## BEGIN

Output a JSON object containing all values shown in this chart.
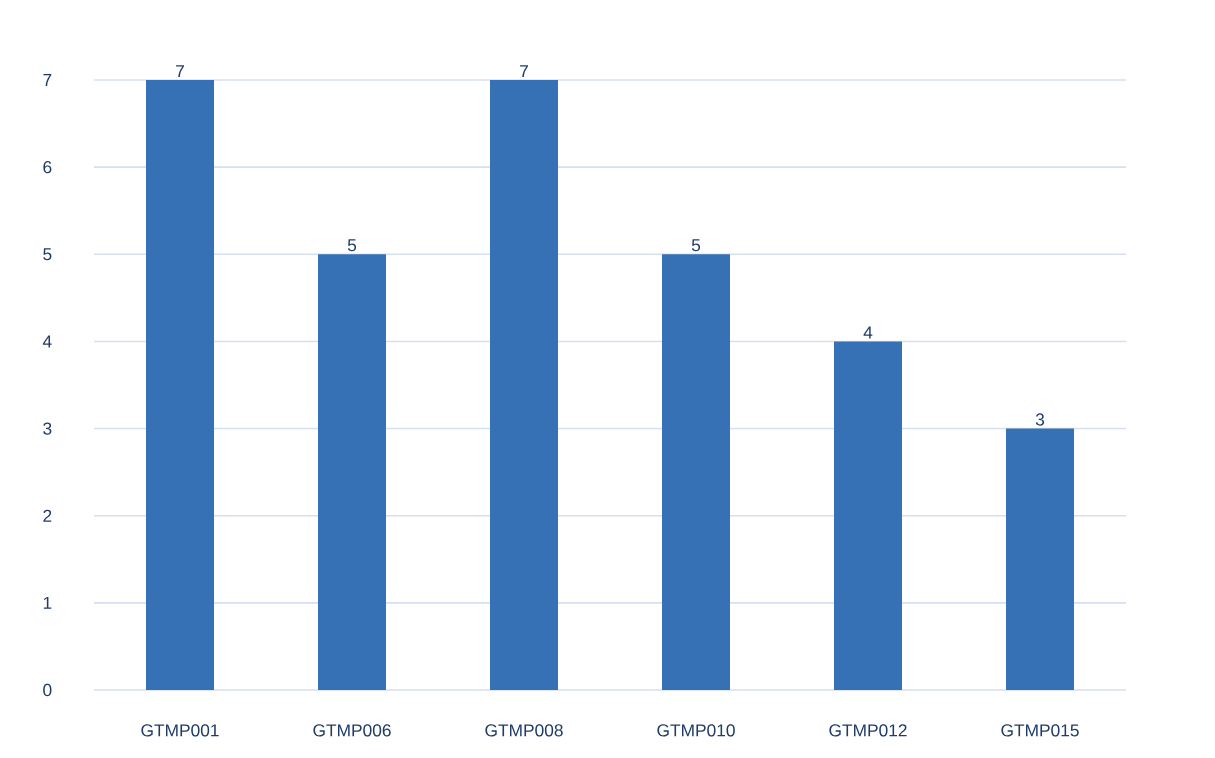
{
  "chart_data": {
    "type": "bar",
    "categories": [
      "GTMP001",
      "GTMP006",
      "GTMP008",
      "GTMP010",
      "GTMP012",
      "GTMP015"
    ],
    "values": [
      7,
      5,
      7,
      5,
      4,
      3
    ],
    "color": "#3670b5",
    "ylim": [
      0,
      7
    ],
    "yticks": [
      0,
      1,
      2,
      3,
      4,
      5,
      6,
      7
    ],
    "grid": "y",
    "data_labels": true
  }
}
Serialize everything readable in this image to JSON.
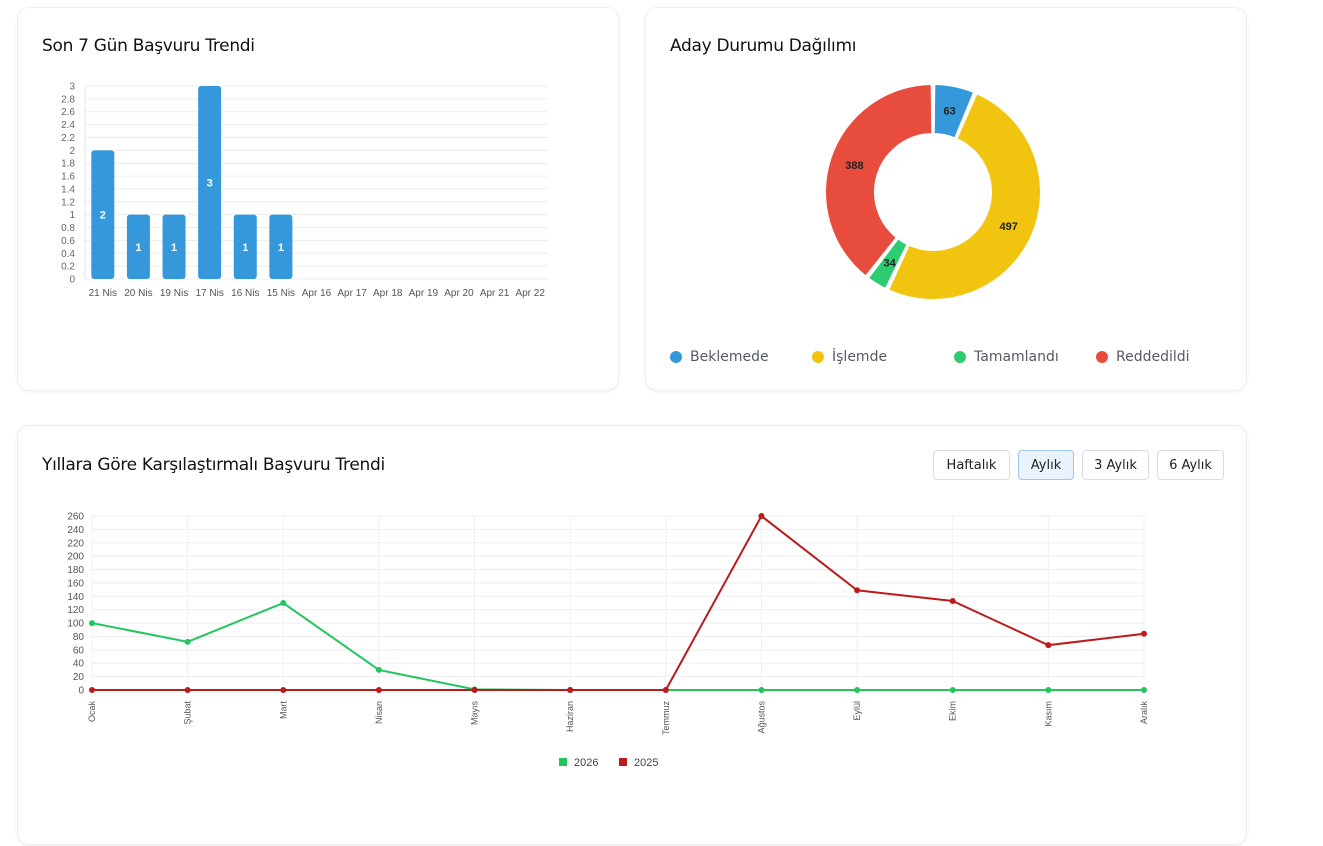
{
  "cards": {
    "trend7": {
      "title": "Son 7 Gün Başvuru Trendi"
    },
    "status": {
      "title": "Aday Durumu Dağılımı"
    },
    "yearly": {
      "title": "Yıllara Göre Karşılaştırmalı Başvuru Trendi",
      "buttons": [
        "Haftalık",
        "Aylık",
        "3 Aylık",
        "6 Aylık"
      ],
      "active_button": "Aylık"
    }
  },
  "chart_data": [
    {
      "type": "bar",
      "categories": [
        "21 Nis",
        "20 Nis",
        "19 Nis",
        "17 Nis",
        "16 Nis",
        "15 Nis",
        "Apr 16",
        "Apr 17",
        "Apr 18",
        "Apr 19",
        "Apr 20",
        "Apr 21",
        "Apr 22"
      ],
      "values": [
        2,
        1,
        1,
        3,
        1,
        1,
        null,
        null,
        null,
        null,
        null,
        null,
        null
      ],
      "ylim": [
        0,
        3
      ],
      "yticks": [
        0,
        0.2,
        0.4,
        0.6,
        0.8,
        1,
        1.2,
        1.4,
        1.6,
        1.8,
        2,
        2.2,
        2.4,
        2.6,
        2.8,
        3
      ],
      "data_labels": true,
      "grid": true,
      "color": "#3498db"
    },
    {
      "type": "pie",
      "donut": true,
      "labels": [
        "Beklemede",
        "İşlemde",
        "Tamamlandı",
        "Reddedildi"
      ],
      "values": [
        63,
        497,
        34,
        388
      ],
      "colors": [
        "#3498db",
        "#f1c40f",
        "#2ecc71",
        "#e74c3c"
      ],
      "legend": "bottom"
    },
    {
      "type": "line",
      "categories": [
        "Ocak",
        "Şubat",
        "Mart",
        "Nisan",
        "Mayıs",
        "Haziran",
        "Temmuz",
        "Ağustos",
        "Eylül",
        "Ekim",
        "Kasım",
        "Aralık"
      ],
      "series": [
        {
          "name": "2026",
          "color": "#22c55e",
          "values": [
            100,
            72,
            130,
            30,
            1,
            0,
            0,
            0,
            0,
            0,
            0,
            0
          ]
        },
        {
          "name": "2025",
          "color": "#b91c1c",
          "values": [
            0,
            0,
            0,
            0,
            0,
            0,
            0,
            260,
            149,
            133,
            67,
            84
          ]
        }
      ],
      "ylim": [
        0,
        260
      ],
      "yticks": [
        0,
        20,
        40,
        60,
        80,
        100,
        120,
        140,
        160,
        180,
        200,
        220,
        240,
        260
      ],
      "grid": true,
      "legend": "bottom"
    }
  ]
}
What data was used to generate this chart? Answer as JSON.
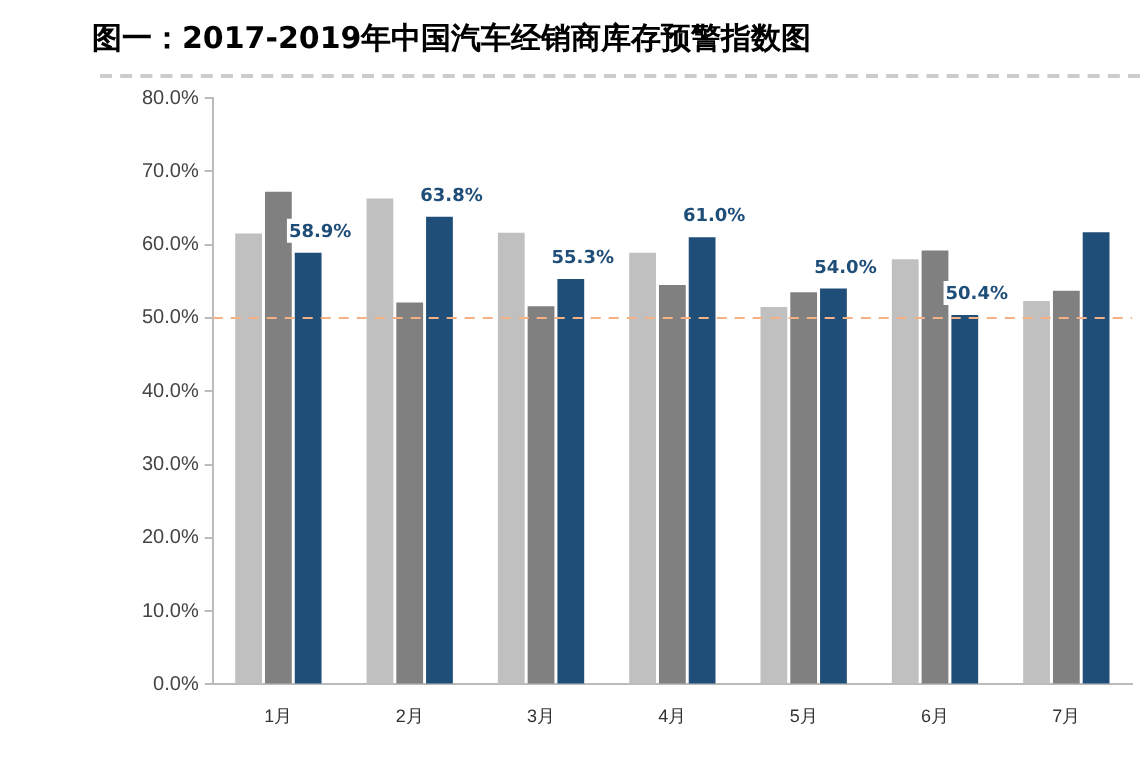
{
  "chart_data": {
    "type": "bar",
    "title": "图一：2017-2019年中国汽车经销商库存预警指数图",
    "categories": [
      "1月",
      "2月",
      "3月",
      "4月",
      "5月",
      "6月",
      "7月"
    ],
    "series": [
      {
        "color": "#c0c0c0",
        "values": [
          61.5,
          66.3,
          61.6,
          58.9,
          51.5,
          58.0,
          52.3
        ]
      },
      {
        "color": "#808080",
        "values": [
          67.2,
          52.1,
          51.6,
          54.5,
          53.5,
          59.2,
          53.7
        ]
      },
      {
        "color": "#1f4e79",
        "values": [
          58.9,
          63.8,
          55.3,
          61.0,
          54.0,
          50.4,
          61.7
        ],
        "value_labels": [
          "58.9%",
          "63.8%",
          "55.3%",
          "61.0%",
          "54.0%",
          "50.4%",
          null
        ]
      }
    ],
    "ylim": [
      0,
      80
    ],
    "yticks": [
      {
        "value": 0,
        "label": "0.0%"
      },
      {
        "value": 10,
        "label": "10.0%"
      },
      {
        "value": 20,
        "label": "20.0%"
      },
      {
        "value": 30,
        "label": "30.0%"
      },
      {
        "value": 40,
        "label": "40.0%"
      },
      {
        "value": 50,
        "label": "50.0%"
      },
      {
        "value": 60,
        "label": "60.0%"
      },
      {
        "value": 70,
        "label": "70.0%"
      },
      {
        "value": 80,
        "label": "80.0%"
      }
    ],
    "ref_lines": [
      {
        "axis": "y",
        "value": 50,
        "color": "#f4b183",
        "line_style": "dashed"
      }
    ]
  }
}
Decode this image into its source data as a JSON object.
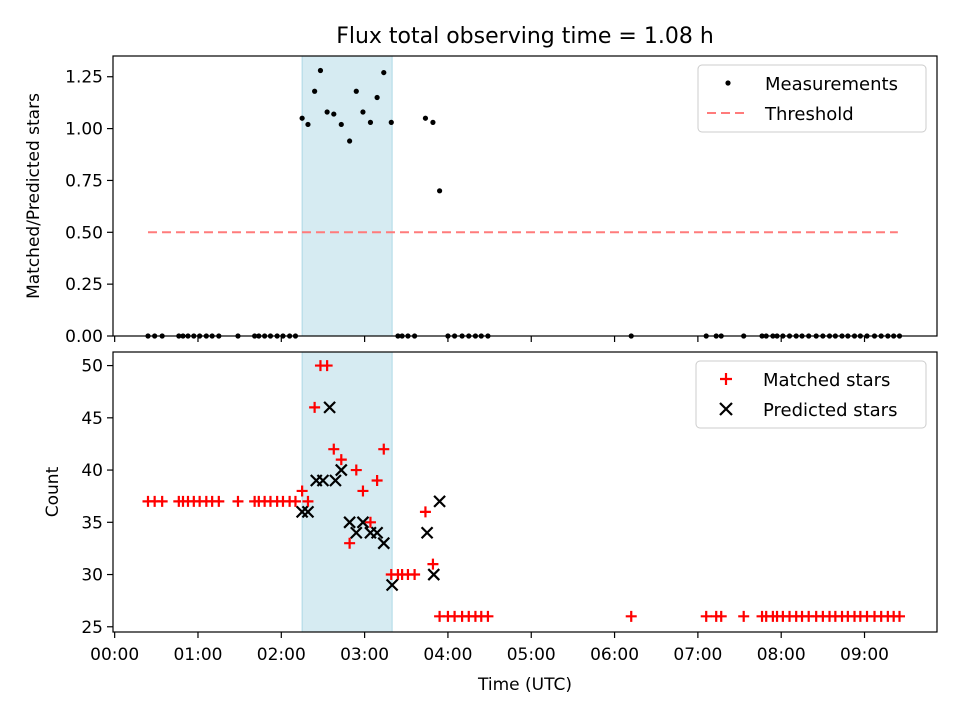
{
  "title": "Flux total observing time = 1.08 h",
  "xlabel": "Time (UTC)",
  "xticks": [
    "00:00",
    "01:00",
    "02:00",
    "03:00",
    "04:00",
    "05:00",
    "06:00",
    "07:00",
    "08:00",
    "09:00"
  ],
  "colors": {
    "measurements": "#000000",
    "threshold": "#ff7b7b",
    "matched": "#ff0000",
    "predicted": "#000000",
    "span": "#add8e6"
  },
  "chart_data": [
    {
      "type": "scatter",
      "ylabel": "Matched/Predicted stars",
      "xlim_hours": [
        -0.02,
        9.87
      ],
      "ylim": [
        0,
        1.35
      ],
      "yticks": [
        "0.00",
        "0.25",
        "0.50",
        "0.75",
        "1.00",
        "1.25"
      ],
      "shaded_span_hours": [
        2.25,
        3.33
      ],
      "legend_position": "upper right",
      "legend": {
        "measurements": "Measurements",
        "threshold": "Threshold"
      },
      "threshold": {
        "value": 0.5,
        "x_hours": [
          0.4,
          9.4
        ]
      },
      "series": [
        {
          "name": "Measurements",
          "x_hours": [
            0.4,
            0.48,
            0.57,
            0.77,
            0.82,
            0.88,
            0.95,
            1.02,
            1.1,
            1.17,
            1.25,
            1.48,
            1.68,
            1.73,
            1.8,
            1.87,
            1.95,
            2.02,
            2.1,
            2.17,
            2.25,
            2.32,
            2.4,
            2.47,
            2.55,
            2.63,
            2.72,
            2.82,
            2.9,
            2.98,
            3.07,
            3.15,
            3.23,
            3.32,
            3.4,
            3.45,
            3.52,
            3.6,
            3.73,
            3.82,
            3.9,
            4.0,
            4.08,
            4.17,
            4.25,
            4.33,
            4.4,
            4.48,
            6.2,
            7.1,
            7.22,
            7.28,
            7.55,
            7.77,
            7.82,
            7.9,
            7.95,
            8.02,
            8.1,
            8.18,
            8.25,
            8.33,
            8.42,
            8.5,
            8.58,
            8.65,
            8.73,
            8.8,
            8.88,
            8.95,
            9.03,
            9.12,
            9.2,
            9.28,
            9.35,
            9.42
          ],
          "y": [
            0,
            0,
            0,
            0,
            0,
            0,
            0,
            0,
            0,
            0,
            0,
            0,
            0,
            0,
            0,
            0,
            0,
            0,
            0,
            0,
            1.05,
            1.02,
            1.18,
            1.28,
            1.08,
            1.07,
            1.02,
            0.94,
            1.18,
            1.08,
            1.03,
            1.15,
            1.27,
            1.03,
            0,
            0,
            0,
            0,
            1.05,
            1.03,
            0.7,
            0,
            0,
            0,
            0,
            0,
            0,
            0,
            0,
            0,
            0,
            0,
            0,
            0,
            0,
            0,
            0,
            0,
            0,
            0,
            0,
            0,
            0,
            0,
            0,
            0,
            0,
            0,
            0,
            0,
            0,
            0,
            0,
            0,
            0,
            0
          ]
        }
      ]
    },
    {
      "type": "scatter",
      "ylabel": "Count",
      "xlim_hours": [
        -0.02,
        9.87
      ],
      "ylim": [
        24.5,
        51.3
      ],
      "yticks": [
        "25",
        "30",
        "35",
        "40",
        "45",
        "50"
      ],
      "shaded_span_hours": [
        2.25,
        3.33
      ],
      "legend_position": "upper right",
      "legend": {
        "matched": "Matched stars",
        "predicted": "Predicted stars"
      },
      "series": [
        {
          "name": "Matched stars",
          "x_hours": [
            0.4,
            0.48,
            0.57,
            0.77,
            0.82,
            0.88,
            0.95,
            1.02,
            1.1,
            1.17,
            1.25,
            1.48,
            1.68,
            1.73,
            1.8,
            1.87,
            1.95,
            2.02,
            2.1,
            2.17,
            2.25,
            2.32,
            2.4,
            2.47,
            2.55,
            2.63,
            2.72,
            2.82,
            2.9,
            2.98,
            3.07,
            3.15,
            3.23,
            3.32,
            3.4,
            3.45,
            3.52,
            3.6,
            3.73,
            3.82,
            3.9,
            4.0,
            4.08,
            4.17,
            4.25,
            4.33,
            4.4,
            4.48,
            6.2,
            7.1,
            7.22,
            7.28,
            7.55,
            7.77,
            7.82,
            7.9,
            7.95,
            8.02,
            8.1,
            8.18,
            8.25,
            8.33,
            8.42,
            8.5,
            8.58,
            8.65,
            8.73,
            8.8,
            8.88,
            8.95,
            9.03,
            9.12,
            9.2,
            9.28,
            9.35,
            9.42
          ],
          "y": [
            37,
            37,
            37,
            37,
            37,
            37,
            37,
            37,
            37,
            37,
            37,
            37,
            37,
            37,
            37,
            37,
            37,
            37,
            37,
            37,
            38,
            37,
            46,
            50,
            50,
            42,
            41,
            33,
            40,
            38,
            35,
            39,
            42,
            30,
            30,
            30,
            30,
            30,
            36,
            31,
            26,
            26,
            26,
            26,
            26,
            26,
            26,
            26,
            26,
            26,
            26,
            26,
            26,
            26,
            26,
            26,
            26,
            26,
            26,
            26,
            26,
            26,
            26,
            26,
            26,
            26,
            26,
            26,
            26,
            26,
            26,
            26,
            26,
            26,
            26,
            26
          ]
        },
        {
          "name": "Predicted stars",
          "x_hours": [
            2.25,
            2.32,
            2.42,
            2.5,
            2.58,
            2.65,
            2.72,
            2.82,
            2.9,
            2.98,
            3.07,
            3.15,
            3.23,
            3.33,
            3.75,
            3.83,
            3.9
          ],
          "y": [
            36,
            36,
            39,
            39,
            46,
            39,
            40,
            35,
            34,
            35,
            34,
            34,
            33,
            29,
            34,
            30,
            37
          ]
        }
      ]
    }
  ]
}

## END

Find every line that has "threshold" in it, then return those lines.

• _CORRECT ANSWER_
    "threshold": "#ff7b7b",
        "threshold": "Threshold"
      "threshold": {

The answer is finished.